- [The exercise]
Reproduce the entries without any change, from the first line down to and including the line that contains "- brand-logo: WATKINS".
======== Data entries ========
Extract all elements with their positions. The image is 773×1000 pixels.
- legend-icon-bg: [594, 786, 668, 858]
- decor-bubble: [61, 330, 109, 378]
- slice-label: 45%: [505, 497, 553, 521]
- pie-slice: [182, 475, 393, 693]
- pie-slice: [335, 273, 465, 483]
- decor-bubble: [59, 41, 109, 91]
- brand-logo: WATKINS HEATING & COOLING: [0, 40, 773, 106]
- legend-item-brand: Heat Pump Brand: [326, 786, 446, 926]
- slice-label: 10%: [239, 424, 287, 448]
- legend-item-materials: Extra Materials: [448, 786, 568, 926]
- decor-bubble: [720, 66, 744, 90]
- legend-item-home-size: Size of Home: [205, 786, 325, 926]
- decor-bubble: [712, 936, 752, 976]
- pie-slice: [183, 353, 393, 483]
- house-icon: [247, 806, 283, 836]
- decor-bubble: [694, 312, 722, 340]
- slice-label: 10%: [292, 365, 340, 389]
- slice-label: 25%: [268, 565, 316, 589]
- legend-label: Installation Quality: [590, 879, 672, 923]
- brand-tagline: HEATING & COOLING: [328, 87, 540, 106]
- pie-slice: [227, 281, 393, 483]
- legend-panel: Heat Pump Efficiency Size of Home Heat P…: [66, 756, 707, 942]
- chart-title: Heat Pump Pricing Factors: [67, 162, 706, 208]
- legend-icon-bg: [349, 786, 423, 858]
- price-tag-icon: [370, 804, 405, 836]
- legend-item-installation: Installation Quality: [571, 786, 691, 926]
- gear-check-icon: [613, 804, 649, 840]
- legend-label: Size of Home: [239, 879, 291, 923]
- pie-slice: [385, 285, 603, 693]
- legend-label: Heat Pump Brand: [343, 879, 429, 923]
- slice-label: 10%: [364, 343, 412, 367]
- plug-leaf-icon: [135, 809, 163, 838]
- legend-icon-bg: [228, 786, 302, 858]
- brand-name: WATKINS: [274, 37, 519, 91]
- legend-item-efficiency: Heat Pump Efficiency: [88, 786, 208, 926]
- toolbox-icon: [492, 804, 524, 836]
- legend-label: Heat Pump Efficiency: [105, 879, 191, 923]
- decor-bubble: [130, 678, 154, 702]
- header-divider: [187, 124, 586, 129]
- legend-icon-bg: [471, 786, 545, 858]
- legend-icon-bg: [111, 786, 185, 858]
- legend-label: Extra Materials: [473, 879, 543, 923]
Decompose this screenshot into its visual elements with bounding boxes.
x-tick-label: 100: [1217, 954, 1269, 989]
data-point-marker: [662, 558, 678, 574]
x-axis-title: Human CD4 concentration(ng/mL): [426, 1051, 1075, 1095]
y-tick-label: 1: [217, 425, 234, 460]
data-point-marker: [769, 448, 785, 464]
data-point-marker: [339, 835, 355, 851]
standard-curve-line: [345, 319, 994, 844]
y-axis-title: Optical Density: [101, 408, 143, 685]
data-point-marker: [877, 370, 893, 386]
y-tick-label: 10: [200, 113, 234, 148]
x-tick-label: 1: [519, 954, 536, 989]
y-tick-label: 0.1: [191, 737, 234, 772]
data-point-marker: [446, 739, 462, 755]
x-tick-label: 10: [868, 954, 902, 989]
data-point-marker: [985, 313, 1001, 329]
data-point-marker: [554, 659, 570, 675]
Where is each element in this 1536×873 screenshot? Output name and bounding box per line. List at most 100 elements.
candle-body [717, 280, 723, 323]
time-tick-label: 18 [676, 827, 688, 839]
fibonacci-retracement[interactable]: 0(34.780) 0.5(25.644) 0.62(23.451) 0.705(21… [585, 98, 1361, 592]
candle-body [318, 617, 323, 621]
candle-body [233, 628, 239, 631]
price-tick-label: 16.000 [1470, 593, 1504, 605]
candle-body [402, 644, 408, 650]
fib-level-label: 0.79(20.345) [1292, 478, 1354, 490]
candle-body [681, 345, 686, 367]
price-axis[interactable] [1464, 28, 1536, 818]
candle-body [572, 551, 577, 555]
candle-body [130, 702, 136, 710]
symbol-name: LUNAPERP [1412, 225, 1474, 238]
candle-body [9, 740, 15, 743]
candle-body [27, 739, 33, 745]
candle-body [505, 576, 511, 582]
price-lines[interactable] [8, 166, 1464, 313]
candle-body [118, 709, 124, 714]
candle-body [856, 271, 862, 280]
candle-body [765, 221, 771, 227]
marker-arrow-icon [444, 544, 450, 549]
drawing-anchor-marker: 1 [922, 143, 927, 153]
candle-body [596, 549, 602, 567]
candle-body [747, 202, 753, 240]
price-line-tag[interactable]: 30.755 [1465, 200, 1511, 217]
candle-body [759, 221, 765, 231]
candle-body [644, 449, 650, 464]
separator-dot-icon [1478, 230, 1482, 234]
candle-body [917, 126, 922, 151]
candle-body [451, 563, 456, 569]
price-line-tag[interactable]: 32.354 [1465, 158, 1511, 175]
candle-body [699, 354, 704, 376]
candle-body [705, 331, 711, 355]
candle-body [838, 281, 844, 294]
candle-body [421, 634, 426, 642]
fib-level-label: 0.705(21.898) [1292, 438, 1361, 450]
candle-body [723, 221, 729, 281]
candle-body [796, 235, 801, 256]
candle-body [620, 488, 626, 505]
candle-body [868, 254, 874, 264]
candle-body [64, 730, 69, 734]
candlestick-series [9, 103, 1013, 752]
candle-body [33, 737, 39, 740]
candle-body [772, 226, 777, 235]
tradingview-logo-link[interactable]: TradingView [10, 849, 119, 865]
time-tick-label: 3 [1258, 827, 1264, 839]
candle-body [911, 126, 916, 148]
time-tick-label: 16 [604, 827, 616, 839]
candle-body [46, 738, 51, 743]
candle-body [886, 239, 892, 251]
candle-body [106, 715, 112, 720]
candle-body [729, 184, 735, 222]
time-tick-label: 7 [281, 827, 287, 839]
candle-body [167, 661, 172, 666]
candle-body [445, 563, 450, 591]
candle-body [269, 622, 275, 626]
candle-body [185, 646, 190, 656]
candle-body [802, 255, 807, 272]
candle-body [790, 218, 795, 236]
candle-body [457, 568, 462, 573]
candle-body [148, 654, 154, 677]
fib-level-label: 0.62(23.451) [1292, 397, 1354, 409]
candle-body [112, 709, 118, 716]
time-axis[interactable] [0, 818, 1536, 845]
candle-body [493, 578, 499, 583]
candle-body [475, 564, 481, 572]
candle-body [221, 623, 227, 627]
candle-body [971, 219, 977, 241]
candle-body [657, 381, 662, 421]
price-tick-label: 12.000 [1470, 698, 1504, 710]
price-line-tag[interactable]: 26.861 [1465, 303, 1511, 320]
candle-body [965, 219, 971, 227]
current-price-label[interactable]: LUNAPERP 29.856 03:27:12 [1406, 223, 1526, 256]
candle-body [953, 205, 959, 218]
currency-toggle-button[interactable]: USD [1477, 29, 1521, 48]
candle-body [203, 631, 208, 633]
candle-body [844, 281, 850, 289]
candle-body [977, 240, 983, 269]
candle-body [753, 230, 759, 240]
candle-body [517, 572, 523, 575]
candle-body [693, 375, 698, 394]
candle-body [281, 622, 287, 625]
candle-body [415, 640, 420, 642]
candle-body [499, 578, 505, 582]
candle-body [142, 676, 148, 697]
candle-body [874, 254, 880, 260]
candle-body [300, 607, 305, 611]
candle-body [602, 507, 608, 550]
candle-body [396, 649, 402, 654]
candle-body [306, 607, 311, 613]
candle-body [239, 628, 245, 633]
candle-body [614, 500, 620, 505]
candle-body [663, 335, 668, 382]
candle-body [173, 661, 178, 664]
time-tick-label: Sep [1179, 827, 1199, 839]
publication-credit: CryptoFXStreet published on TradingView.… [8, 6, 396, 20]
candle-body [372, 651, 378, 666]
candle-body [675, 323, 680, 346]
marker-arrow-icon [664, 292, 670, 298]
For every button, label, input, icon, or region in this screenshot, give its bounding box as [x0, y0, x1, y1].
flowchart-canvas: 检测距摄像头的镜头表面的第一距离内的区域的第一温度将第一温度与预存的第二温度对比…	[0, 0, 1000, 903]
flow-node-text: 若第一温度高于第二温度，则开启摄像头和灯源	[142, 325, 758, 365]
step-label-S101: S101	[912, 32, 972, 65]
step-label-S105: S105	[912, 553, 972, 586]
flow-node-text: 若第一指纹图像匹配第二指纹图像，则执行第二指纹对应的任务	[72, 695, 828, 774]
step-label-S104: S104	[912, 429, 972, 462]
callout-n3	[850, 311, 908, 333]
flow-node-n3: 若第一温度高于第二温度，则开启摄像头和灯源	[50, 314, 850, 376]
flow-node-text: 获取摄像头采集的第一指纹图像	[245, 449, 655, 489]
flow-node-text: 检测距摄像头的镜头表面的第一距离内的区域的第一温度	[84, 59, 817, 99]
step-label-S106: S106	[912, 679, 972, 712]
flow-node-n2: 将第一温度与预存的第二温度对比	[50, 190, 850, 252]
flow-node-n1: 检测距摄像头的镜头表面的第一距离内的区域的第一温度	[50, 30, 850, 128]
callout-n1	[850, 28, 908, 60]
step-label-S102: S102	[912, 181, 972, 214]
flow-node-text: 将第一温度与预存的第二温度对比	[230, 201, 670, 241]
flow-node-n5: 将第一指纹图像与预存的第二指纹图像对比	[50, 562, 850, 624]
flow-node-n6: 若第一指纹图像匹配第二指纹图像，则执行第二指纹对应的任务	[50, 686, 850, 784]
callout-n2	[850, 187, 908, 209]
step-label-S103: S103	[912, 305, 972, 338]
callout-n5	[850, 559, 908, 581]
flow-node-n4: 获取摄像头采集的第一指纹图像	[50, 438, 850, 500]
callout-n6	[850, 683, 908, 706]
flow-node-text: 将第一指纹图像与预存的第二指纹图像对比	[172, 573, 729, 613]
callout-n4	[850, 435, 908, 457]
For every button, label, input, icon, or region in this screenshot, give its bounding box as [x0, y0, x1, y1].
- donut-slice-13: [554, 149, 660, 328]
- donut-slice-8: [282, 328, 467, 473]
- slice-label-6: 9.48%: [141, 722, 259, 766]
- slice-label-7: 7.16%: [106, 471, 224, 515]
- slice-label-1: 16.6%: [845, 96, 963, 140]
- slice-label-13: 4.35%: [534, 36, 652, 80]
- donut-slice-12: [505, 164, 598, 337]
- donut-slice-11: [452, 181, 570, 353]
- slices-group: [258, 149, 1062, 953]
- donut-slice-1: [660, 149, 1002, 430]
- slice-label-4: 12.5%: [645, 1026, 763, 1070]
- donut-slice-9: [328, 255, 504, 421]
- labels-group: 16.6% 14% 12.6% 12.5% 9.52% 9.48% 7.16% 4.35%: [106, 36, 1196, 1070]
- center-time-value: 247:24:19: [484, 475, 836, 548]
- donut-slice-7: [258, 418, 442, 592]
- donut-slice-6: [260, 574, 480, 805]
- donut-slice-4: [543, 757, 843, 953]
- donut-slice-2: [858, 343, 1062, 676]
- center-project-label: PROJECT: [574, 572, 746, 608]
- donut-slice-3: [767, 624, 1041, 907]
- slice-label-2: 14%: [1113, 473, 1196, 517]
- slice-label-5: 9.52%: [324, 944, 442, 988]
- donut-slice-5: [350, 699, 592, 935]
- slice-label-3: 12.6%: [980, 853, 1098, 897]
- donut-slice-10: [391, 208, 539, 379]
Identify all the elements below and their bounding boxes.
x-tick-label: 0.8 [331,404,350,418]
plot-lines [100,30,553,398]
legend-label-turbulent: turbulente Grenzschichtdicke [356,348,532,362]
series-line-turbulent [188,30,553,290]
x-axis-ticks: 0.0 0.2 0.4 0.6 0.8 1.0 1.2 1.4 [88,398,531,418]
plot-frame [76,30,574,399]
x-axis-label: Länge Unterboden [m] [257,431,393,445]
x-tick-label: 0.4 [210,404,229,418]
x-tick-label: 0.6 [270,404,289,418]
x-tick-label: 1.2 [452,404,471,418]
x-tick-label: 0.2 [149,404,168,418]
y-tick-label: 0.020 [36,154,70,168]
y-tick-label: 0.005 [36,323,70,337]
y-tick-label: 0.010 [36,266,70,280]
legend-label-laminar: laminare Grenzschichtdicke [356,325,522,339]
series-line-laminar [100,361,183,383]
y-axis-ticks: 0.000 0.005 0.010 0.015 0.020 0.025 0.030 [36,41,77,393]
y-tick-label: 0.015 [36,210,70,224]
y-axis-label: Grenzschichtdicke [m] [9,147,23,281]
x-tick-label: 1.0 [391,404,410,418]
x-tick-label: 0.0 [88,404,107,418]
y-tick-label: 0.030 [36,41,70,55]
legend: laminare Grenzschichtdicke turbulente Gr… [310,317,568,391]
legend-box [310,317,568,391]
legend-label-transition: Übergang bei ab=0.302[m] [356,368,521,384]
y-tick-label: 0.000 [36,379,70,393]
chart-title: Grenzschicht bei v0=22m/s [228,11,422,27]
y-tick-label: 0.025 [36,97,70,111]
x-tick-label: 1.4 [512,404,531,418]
========
- [Task output]
Extract all elements with their positions. The image is 773×1000 pixels.
- legend-icon-bg: [594, 786, 668, 858]
- decor-bubble: [61, 330, 109, 378]
- slice-label: 45%: [505, 497, 553, 521]
- pie-slice: [182, 475, 393, 693]
- pie-slice: [335, 273, 465, 483]
- decor-bubble: [59, 41, 109, 91]
- brand-logo: WATKINS HEATING & COOLING: [0, 40, 773, 106]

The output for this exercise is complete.